Your instructions - Exactly repeat the material, dropping every picture from the copy.

[Saved entries]
------------------------------------------------

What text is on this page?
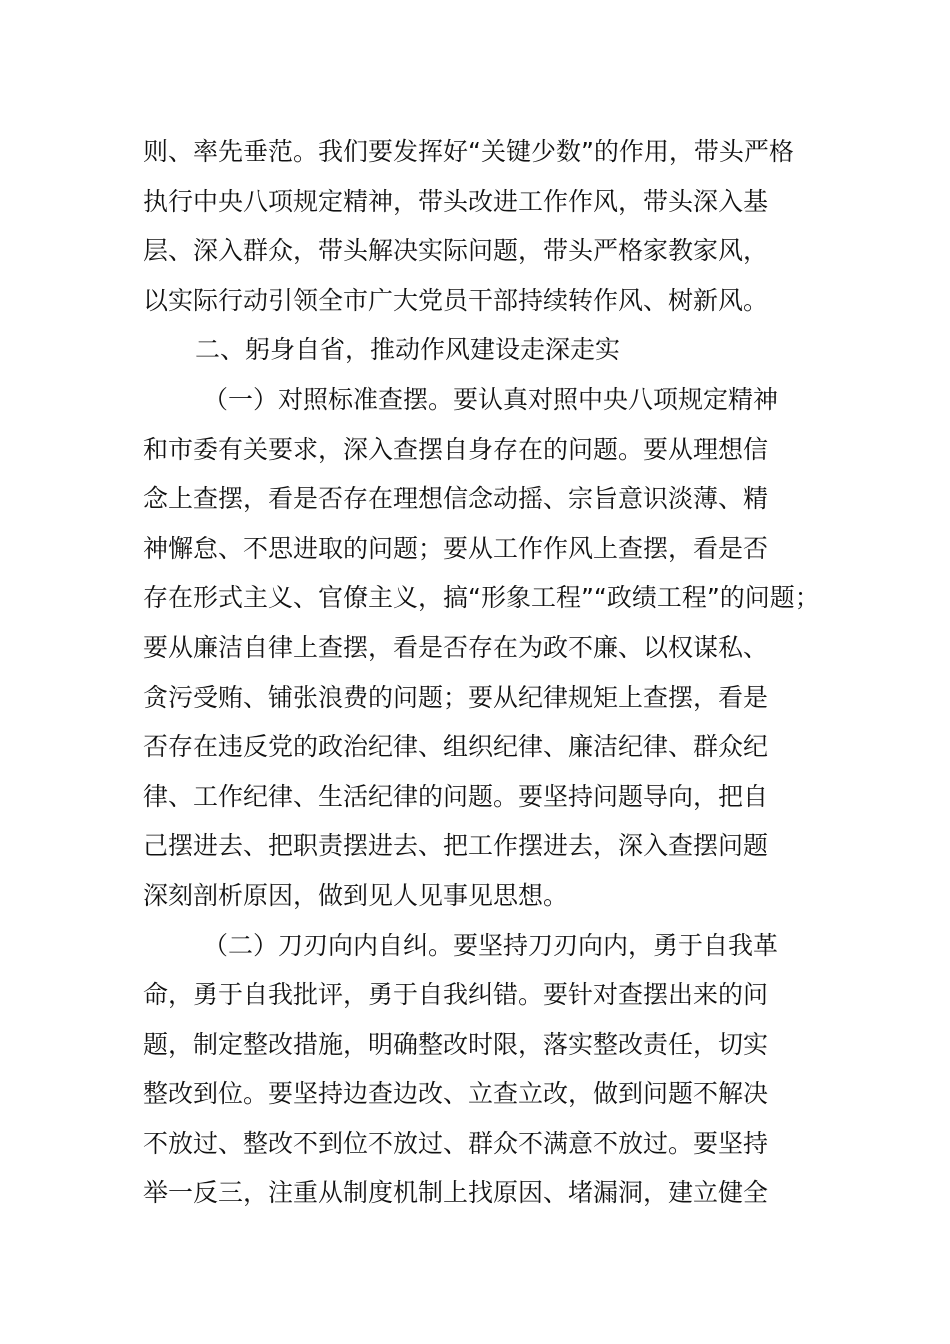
则、率先垂范。我们要发挥好“关键少数”的作用，带头严格
执行中央八项规定精神，带头改进工作作风，带头深入基
层、深入群众，带头解决实际问题，带头严格家教家风，
以实际行动引领全市广大党员干部持续转作风、树新风。
二、躬身自省，推动作风建设走深走实
（一）对照标准查摆。要认真对照中央八项规定精神
和市委有关要求，深入查摆自身存在的问题。要从理想信
念上查摆，看是否存在理想信念动摇、宗旨意识淡薄、精
神懈怠、不思进取的问题；要从工作作风上查摆，看是否
存在形式主义、官僚主义，搞“形象工程”“政绩工程”的问题；
要从廉洁自律上查摆，看是否存在为政不廉、以权谋私、
贪污受贿、铺张浪费的问题；要从纪律规矩上查摆，看是
否存在违反党的政治纪律、组织纪律、廉洁纪律、群众纪
律、工作纪律、生活纪律的问题。要坚持问题导向，把自
己摆进去、把职责摆进去、把工作摆进去，深入查摆问题
深刻剖析原因，做到见人见事见思想。
（二）刀刃向内自纠。要坚持刀刃向内，勇于自我革
命，勇于自我批评，勇于自我纠错。要针对查摆出来的问
题，制定整改措施，明确整改时限，落实整改责任，切实
整改到位。要坚持边查边改、立查立改，做到问题不解决
不放过、整改不到位不放过、群众不满意不放过。要坚持
举一反三，注重从制度机制上找原因、堵漏洞，建立健全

------------------------------------------------

Answer to the problem -
What text is on this page?
则、率先垂范。我们要发挥好“关键少数”的作用，带头严格
执行中央八项规定精神，带头改进工作作风，带头深入基
层、深入群众，带头解决实际问题，带头严格家教家风，
以实际行动引领全市广大党员干部持续转作风、树新风。
二、躬身自省，推动作风建设走深走实
（一）对照标准查摆。要认真对照中央八项规定精神
和市委有关要求，深入查摆自身存在的问题。要从理想信
念上查摆，看是否存在理想信念动摇、宗旨意识淡薄、精
神懈怠、不思进取的问题；要从工作作风上查摆，看是否
存在形式主义、官僚主义，搞“形象工程”“政绩工程”的问题；
要从廉洁自律上查摆，看是否存在为政不廉、以权谋私、
贪污受贿、铺张浪费的问题；要从纪律规矩上查摆，看是
否存在违反党的政治纪律、组织纪律、廉洁纪律、群众纪
律、工作纪律、生活纪律的问题。要坚持问题导向，把自
己摆进去、把职责摆进去、把工作摆进去，深入查摆问题
深刻剖析原因，做到见人见事见思想。
（二）刀刃向内自纠。要坚持刀刃向内，勇于自我革
命，勇于自我批评，勇于自我纠错。要针对查摆出来的问
题，制定整改措施，明确整改时限，落实整改责任，切实
整改到位。要坚持边查边改、立查立改，做到问题不解决
不放过、整改不到位不放过、群众不满意不放过。要坚持
举一反三，注重从制度机制上找原因、堵漏洞，建立健全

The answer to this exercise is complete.